(Element placement data)
— start —
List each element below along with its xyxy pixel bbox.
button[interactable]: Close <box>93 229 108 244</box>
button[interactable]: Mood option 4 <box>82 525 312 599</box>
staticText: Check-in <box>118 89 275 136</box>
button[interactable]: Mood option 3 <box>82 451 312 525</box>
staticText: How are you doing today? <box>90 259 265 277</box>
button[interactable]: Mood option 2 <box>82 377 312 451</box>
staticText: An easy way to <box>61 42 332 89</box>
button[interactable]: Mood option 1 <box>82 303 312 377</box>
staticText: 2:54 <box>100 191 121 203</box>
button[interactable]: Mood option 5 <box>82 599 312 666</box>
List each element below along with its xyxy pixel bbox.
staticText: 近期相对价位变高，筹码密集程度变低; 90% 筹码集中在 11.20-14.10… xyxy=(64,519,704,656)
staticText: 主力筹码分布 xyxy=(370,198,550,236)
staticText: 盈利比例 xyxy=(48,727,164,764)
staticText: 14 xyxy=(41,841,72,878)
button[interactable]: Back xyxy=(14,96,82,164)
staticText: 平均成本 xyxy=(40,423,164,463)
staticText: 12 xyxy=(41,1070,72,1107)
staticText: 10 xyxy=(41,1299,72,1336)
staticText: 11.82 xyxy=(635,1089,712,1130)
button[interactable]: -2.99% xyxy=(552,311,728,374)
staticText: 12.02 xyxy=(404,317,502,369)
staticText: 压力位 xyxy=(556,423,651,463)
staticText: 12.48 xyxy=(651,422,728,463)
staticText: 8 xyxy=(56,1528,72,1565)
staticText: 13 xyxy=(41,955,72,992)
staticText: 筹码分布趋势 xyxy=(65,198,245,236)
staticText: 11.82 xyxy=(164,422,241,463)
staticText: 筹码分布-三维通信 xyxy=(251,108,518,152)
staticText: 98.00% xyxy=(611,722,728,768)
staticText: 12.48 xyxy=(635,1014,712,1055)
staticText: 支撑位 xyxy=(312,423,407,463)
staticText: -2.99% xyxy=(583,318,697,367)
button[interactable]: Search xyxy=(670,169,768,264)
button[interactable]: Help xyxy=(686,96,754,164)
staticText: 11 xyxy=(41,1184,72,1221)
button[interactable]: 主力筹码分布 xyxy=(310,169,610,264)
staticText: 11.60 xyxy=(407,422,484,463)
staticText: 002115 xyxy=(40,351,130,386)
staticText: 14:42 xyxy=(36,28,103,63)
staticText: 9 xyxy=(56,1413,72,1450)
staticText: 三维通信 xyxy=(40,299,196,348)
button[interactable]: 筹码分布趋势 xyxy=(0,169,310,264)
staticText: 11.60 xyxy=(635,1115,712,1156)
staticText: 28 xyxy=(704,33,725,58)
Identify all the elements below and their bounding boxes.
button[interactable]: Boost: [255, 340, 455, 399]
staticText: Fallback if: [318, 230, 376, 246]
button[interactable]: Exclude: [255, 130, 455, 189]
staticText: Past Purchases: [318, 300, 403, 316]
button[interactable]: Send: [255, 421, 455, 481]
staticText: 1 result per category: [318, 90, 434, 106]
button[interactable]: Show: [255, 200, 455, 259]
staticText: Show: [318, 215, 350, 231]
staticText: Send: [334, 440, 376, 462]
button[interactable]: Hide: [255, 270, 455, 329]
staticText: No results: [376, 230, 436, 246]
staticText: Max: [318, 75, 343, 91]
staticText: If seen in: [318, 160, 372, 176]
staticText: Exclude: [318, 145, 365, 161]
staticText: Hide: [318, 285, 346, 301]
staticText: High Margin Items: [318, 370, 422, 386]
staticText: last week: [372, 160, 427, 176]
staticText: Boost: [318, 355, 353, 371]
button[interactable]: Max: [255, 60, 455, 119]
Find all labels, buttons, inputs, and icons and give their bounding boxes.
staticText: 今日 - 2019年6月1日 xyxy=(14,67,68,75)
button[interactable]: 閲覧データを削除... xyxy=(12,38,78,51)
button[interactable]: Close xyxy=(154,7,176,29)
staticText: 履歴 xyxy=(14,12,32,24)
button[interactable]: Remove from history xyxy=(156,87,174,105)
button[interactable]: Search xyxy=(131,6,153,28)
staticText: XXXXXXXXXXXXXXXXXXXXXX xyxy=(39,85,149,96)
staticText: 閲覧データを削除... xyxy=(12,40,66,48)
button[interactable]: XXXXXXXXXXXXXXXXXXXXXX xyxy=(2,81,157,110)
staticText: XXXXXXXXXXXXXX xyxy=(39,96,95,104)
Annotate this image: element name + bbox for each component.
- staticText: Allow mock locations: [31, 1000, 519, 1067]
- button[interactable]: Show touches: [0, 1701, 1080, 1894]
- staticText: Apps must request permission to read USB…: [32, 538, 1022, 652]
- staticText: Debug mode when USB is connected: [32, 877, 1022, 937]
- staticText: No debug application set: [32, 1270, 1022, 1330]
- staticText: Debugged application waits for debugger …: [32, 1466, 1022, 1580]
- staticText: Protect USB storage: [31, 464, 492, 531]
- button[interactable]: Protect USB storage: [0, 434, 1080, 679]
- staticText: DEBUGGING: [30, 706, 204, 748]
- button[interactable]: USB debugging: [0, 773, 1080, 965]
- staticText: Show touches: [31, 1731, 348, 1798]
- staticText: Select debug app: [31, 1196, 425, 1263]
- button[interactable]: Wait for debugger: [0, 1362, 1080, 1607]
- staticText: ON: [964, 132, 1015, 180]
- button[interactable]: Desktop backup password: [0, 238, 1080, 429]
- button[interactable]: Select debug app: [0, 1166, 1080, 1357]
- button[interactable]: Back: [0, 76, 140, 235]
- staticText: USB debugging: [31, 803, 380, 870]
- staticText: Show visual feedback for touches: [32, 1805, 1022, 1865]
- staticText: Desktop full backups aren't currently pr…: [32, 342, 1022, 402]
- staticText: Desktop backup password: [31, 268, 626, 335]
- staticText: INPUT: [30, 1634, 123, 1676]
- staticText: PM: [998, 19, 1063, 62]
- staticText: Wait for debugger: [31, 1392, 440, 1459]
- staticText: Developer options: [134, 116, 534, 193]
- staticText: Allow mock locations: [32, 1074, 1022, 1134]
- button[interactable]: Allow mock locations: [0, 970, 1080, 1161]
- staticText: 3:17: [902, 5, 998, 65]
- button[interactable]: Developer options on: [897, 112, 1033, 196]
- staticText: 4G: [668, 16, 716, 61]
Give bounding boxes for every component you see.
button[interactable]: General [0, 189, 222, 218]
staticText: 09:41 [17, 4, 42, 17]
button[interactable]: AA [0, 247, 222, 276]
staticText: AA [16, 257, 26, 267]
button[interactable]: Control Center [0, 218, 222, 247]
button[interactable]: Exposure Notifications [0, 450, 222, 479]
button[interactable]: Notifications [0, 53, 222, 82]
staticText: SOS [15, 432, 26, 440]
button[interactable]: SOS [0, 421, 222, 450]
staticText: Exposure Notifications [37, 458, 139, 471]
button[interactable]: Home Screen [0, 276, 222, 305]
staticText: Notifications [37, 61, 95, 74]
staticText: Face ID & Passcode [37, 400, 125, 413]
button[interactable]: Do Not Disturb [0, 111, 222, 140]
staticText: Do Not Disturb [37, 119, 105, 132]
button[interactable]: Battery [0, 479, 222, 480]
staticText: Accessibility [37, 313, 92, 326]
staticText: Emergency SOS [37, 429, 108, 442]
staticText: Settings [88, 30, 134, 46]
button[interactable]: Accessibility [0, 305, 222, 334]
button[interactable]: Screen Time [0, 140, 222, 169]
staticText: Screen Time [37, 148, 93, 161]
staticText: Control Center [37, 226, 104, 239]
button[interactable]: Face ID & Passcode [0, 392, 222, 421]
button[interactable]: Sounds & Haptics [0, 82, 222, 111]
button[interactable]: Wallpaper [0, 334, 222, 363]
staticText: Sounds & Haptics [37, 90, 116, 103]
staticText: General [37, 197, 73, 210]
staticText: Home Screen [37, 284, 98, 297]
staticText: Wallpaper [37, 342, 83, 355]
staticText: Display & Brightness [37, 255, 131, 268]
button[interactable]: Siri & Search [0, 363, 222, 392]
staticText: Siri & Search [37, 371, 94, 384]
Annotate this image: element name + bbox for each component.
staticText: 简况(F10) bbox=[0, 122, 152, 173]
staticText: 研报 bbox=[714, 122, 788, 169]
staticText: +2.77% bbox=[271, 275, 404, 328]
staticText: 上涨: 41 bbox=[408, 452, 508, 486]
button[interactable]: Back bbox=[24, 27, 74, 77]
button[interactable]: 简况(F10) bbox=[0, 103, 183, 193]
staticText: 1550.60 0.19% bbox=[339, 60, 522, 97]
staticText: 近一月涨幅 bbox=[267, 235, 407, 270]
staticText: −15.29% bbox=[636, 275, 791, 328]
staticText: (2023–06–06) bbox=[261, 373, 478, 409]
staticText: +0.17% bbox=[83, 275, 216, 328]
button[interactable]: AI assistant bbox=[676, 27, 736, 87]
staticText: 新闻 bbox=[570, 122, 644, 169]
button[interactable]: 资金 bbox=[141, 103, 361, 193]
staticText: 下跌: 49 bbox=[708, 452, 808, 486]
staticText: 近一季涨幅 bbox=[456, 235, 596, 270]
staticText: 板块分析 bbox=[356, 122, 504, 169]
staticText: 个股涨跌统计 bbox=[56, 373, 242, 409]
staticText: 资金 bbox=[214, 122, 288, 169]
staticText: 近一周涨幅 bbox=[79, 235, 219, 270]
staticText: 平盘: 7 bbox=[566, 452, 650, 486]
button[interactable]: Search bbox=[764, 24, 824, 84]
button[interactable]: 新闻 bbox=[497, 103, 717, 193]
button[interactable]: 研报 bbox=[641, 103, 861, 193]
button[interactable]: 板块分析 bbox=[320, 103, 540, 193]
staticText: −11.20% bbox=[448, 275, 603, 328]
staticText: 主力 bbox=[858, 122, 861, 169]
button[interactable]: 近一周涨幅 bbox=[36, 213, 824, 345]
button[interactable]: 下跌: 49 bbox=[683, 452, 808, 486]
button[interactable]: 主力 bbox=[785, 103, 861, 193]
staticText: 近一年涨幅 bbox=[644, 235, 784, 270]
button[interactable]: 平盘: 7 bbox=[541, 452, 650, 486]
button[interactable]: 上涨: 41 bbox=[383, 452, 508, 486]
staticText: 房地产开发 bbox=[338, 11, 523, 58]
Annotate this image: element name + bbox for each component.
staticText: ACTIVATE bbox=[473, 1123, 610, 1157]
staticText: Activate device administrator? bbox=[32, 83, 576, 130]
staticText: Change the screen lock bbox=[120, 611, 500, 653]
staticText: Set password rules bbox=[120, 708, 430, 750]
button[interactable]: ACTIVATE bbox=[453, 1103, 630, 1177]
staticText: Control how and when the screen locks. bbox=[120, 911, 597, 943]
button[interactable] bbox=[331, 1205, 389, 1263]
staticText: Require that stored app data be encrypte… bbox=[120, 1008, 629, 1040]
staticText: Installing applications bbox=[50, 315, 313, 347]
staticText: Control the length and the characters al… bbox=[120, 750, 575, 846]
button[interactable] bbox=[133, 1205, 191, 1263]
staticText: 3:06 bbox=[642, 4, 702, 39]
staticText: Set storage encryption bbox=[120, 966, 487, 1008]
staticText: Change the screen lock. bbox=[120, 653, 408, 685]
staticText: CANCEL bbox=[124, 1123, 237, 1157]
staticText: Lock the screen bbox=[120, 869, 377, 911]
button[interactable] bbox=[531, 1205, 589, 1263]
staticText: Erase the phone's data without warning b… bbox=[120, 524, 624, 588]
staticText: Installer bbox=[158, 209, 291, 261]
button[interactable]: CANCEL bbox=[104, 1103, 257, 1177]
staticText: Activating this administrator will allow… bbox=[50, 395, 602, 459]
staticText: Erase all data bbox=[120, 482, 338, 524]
— end —
- Stated exercise:
Copy the lines of the data verbatim, starting at the first line and ending with the line that contains "button[interactable]: Mood option 3", including both of those lines.

- Solution:
List each element below along with its xyxy pixel bbox.
button[interactable]: Close <box>93 229 108 244</box>
button[interactable]: Mood option 4 <box>82 525 312 599</box>
staticText: Check-in <box>118 89 275 136</box>
button[interactable]: Mood option 3 <box>82 451 312 525</box>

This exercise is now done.